• Required work:
Quote the entries in full, character for character, without their images.

• Task inputs:
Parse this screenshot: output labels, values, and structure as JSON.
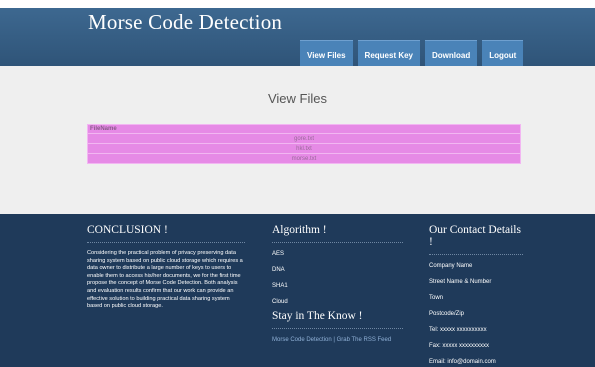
{
  "header": {
    "title": "Morse Code Detection",
    "nav": [
      {
        "label": "View Files"
      },
      {
        "label": "Request Key"
      },
      {
        "label": "Download"
      },
      {
        "label": "Logout"
      }
    ]
  },
  "main": {
    "title": "View Files",
    "table": {
      "header": "FileName",
      "rows": [
        "gore.txt",
        "hkl.txt",
        "morse.txt"
      ]
    }
  },
  "footer": {
    "conclusion": {
      "title": "CONCLUSION !",
      "text": "Considering the practical problem of privacy preserving data sharing system based on public cloud storage which requires a data owner to distribute a large number of keys to users to enable them to access his/her documents, we for the first time propose the concept of Morse Code Detection. Both analysis and evaluation results confirm that our work can provide an effective solution to building practical data sharing system based on public cloud storage."
    },
    "algorithm": {
      "title": "Algorithm !",
      "items": [
        "AES",
        "DNA",
        "SHA1",
        "Cloud"
      ]
    },
    "stay": {
      "title": "Stay in The Know !",
      "link1": "Morse Code Detection",
      "separator": "|",
      "link2": "Grab The RSS Feed"
    },
    "contact": {
      "title": "Our Contact Details !",
      "items": [
        "Company Name",
        "Street Name & Number",
        "Town",
        "Postcode/Zip",
        "Tel: xxxxx xxxxxxxxxx",
        "Fax: xxxxx xxxxxxxxxx",
        "Email: info@domain.com"
      ]
    }
  },
  "colors": {
    "header": "#3a5f86",
    "nav_button": "#4a83b8",
    "content_bg": "#efefef",
    "table_bg": "#e68ae6",
    "footer_bg": "#1f3a5a"
  }
}
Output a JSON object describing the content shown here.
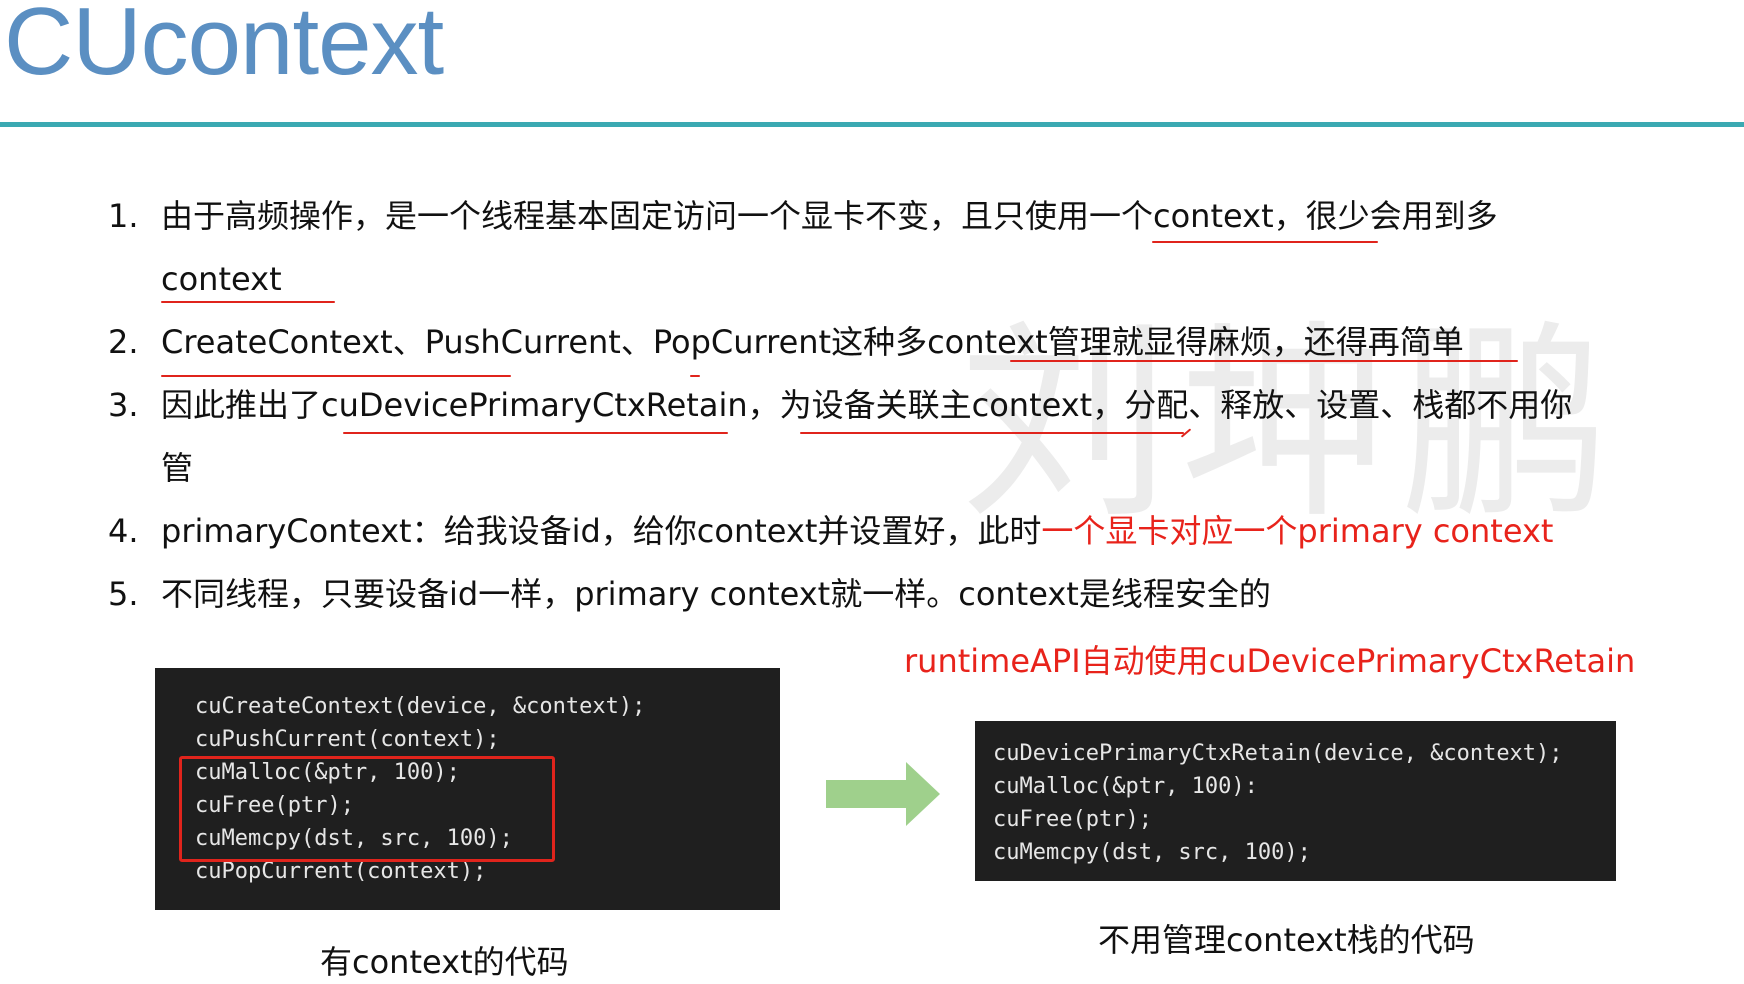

• Written answer:
Parse this screenshot: output labels, values, and structure as JSON.
{
  "header": {
    "title": "Morse Code Detection",
    "nav": [
      {
        "label": "View Files"
      },
      {
        "label": "Request Key"
      },
      {
        "label": "Download"
      },
      {
        "label": "Logout"
      }
    ]
  },
  "main": {
    "title": "View Files",
    "table": {
      "header": "FileName",
      "rows": [
        "gore.txt",
        "hkl.txt",
        "morse.txt"
      ]
    }
  },
  "footer": {
    "conclusion": {
      "title": "CONCLUSION !",
      "text": "Considering the practical problem of privacy preserving data sharing system based on public cloud storage which requires a data owner to distribute a large number of keys to users to enable them to access his/her documents, we for the first time propose the concept of Morse Code Detection. Both analysis and evaluation results confirm that our work can provide an effective solution to building practical data sharing system based on public cloud storage."
    },
    "algorithm": {
      "title": "Algorithm !",
      "items": [
        "AES",
        "DNA",
        "SHA1",
        "Cloud"
      ]
    },
    "stay": {
      "title": "Stay in The Know !",
      "link1": "Morse Code Detection",
      "separator": "|",
      "link2": "Grab The RSS Feed"
    },
    "contact": {
      "title": "Our Contact Details !",
      "items": [
        "Company Name",
        "Street Name & Number",
        "Town",
        "Postcode/Zip",
        "Tel: xxxxx xxxxxxxxxx",
        "Fax: xxxxx xxxxxxxxxx",
        "Email: info@domain.com"
      ]
    }
  },
  "colors": {
    "header": "#3a5f86",
    "nav_button": "#4a83b8",
    "content_bg": "#efefef",
    "table_bg": "#e68ae6",
    "footer_bg": "#1f3a5a"
  }
}
Output a JSON object describing the content shown here.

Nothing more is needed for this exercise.